-- EXERCISE OBJECTIVE --
Where a line holds "approximately", copy it.

-- RECORDS FOR THE EXERCISE --
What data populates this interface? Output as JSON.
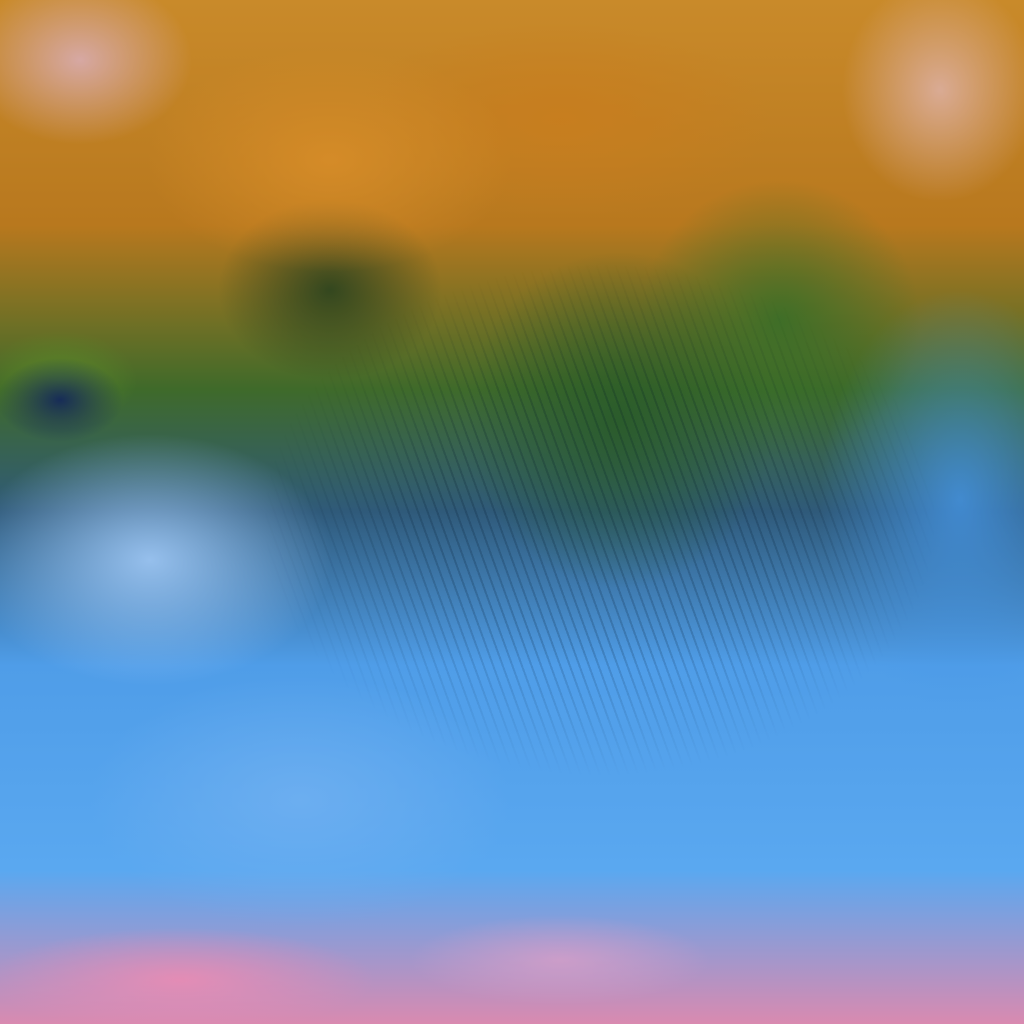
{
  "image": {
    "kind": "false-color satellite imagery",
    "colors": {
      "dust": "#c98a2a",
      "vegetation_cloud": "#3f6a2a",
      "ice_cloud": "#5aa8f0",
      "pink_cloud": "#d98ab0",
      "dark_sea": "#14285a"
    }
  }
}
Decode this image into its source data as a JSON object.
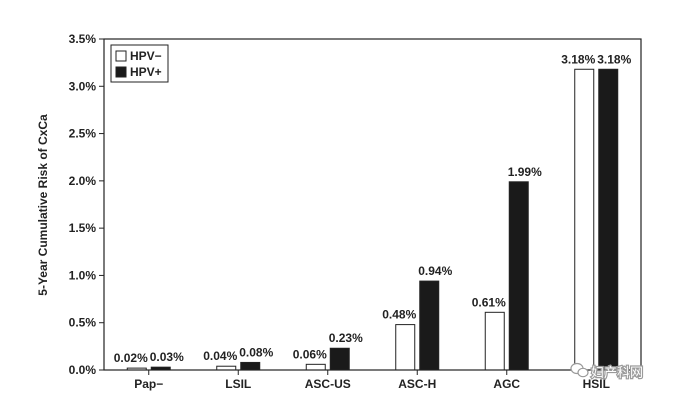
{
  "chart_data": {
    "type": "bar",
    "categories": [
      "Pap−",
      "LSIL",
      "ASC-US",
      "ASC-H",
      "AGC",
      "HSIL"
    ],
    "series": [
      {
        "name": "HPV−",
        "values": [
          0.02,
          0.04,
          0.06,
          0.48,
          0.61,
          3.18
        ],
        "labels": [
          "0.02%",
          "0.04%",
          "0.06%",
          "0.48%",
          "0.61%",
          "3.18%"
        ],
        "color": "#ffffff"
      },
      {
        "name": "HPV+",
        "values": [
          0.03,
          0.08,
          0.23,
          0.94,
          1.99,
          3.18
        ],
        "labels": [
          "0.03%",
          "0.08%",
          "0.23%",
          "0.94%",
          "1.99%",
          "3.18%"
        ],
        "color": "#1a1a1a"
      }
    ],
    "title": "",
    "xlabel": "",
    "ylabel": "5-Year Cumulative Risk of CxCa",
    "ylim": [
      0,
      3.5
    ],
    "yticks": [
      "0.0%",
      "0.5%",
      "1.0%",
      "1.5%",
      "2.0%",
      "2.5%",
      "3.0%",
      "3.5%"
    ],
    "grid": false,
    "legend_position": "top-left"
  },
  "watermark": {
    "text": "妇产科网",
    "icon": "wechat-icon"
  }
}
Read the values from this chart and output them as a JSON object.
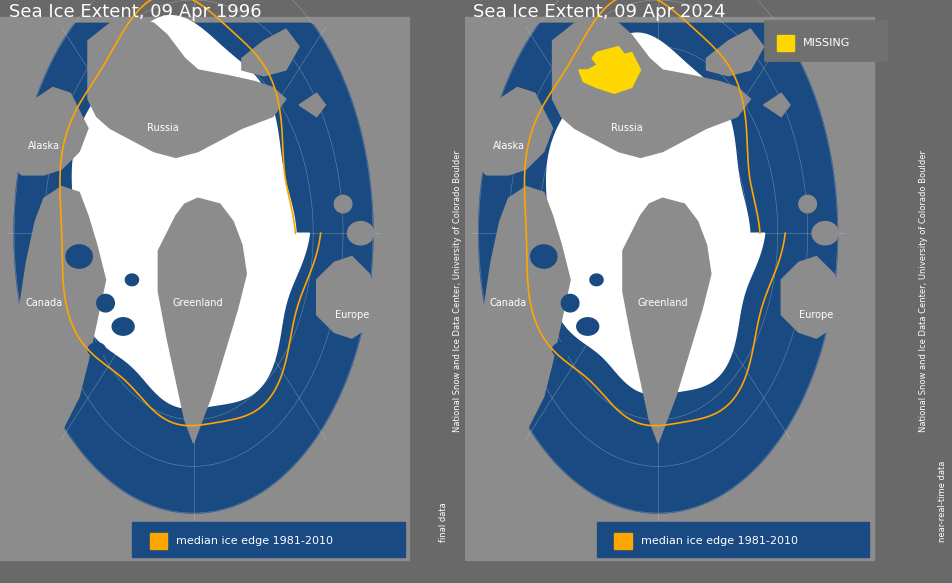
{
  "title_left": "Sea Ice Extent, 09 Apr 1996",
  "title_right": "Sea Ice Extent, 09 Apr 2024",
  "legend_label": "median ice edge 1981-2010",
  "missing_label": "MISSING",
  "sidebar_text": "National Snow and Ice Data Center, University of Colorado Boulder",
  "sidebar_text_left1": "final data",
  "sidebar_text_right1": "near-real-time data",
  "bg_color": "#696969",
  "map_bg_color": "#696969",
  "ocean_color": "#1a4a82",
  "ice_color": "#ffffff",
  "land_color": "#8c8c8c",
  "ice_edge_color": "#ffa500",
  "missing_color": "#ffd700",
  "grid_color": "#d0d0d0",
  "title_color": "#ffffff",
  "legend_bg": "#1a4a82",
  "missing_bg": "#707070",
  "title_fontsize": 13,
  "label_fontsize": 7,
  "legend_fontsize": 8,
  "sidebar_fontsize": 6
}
...
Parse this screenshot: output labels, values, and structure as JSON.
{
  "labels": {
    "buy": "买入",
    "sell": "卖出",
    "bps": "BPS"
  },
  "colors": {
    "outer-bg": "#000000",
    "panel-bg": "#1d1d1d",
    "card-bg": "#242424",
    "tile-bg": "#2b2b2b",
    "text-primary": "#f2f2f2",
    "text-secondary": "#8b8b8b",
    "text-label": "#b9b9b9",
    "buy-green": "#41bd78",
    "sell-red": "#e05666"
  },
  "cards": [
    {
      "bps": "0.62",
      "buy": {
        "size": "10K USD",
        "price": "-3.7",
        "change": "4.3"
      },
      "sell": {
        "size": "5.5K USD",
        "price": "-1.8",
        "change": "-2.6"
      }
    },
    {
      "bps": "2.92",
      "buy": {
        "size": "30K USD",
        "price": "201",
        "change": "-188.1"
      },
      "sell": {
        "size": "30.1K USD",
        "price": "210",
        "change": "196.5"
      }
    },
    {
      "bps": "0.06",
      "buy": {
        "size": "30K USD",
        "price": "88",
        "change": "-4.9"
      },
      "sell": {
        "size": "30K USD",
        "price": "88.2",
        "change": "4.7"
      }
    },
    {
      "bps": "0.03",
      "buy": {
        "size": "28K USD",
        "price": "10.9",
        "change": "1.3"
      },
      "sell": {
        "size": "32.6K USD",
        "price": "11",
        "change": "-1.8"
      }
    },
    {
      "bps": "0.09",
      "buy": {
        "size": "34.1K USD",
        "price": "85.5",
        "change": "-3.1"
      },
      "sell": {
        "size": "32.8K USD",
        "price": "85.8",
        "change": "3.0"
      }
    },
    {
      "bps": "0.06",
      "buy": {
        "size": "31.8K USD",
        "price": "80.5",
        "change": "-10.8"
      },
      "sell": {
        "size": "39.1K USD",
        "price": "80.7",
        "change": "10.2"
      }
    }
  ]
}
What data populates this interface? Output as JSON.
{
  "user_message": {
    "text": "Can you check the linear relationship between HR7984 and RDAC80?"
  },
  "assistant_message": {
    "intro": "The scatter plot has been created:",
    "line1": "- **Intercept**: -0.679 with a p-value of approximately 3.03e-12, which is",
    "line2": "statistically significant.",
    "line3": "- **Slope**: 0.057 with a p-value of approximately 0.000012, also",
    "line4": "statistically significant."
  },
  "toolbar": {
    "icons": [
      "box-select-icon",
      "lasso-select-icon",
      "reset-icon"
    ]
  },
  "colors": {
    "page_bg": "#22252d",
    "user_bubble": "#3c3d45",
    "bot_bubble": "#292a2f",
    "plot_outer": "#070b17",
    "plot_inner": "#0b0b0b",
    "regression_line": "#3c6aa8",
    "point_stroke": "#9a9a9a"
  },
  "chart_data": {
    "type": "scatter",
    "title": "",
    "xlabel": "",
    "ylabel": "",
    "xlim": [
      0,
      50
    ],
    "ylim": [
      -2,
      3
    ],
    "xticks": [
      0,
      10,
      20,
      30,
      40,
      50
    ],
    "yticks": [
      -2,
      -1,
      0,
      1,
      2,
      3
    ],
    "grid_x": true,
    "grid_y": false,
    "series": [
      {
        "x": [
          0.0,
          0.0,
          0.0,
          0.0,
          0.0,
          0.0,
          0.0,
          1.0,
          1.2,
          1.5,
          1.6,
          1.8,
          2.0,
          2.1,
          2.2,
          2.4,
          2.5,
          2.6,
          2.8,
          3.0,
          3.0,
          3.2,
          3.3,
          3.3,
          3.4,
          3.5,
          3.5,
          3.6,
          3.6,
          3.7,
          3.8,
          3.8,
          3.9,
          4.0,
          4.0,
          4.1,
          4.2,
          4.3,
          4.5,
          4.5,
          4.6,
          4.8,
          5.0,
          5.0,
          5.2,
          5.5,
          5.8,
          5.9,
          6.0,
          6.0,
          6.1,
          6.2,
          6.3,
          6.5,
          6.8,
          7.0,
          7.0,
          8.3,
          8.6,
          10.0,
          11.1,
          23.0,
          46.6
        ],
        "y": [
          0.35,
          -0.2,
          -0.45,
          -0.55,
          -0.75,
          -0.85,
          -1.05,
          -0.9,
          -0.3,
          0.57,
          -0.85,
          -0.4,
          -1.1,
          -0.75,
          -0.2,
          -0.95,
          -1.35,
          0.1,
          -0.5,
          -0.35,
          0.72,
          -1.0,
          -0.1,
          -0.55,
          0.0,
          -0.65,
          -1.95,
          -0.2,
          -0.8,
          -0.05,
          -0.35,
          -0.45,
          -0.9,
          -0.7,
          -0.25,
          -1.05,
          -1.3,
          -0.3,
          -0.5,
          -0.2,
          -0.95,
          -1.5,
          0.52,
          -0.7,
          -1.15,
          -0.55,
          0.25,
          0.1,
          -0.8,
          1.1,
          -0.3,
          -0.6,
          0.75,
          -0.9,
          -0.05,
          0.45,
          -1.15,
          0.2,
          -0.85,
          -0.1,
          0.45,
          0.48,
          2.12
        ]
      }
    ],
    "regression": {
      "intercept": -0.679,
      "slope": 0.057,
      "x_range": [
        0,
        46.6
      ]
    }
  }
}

-- ANSWER FOR THIS EXERCISE --
    "line1": "- **Intercept**: -0.679 with a p-value of approximately 3.03e-12, which is",
    "line3": "- **Slope**: 0.057 with a p-value of approximately 0.000012, also",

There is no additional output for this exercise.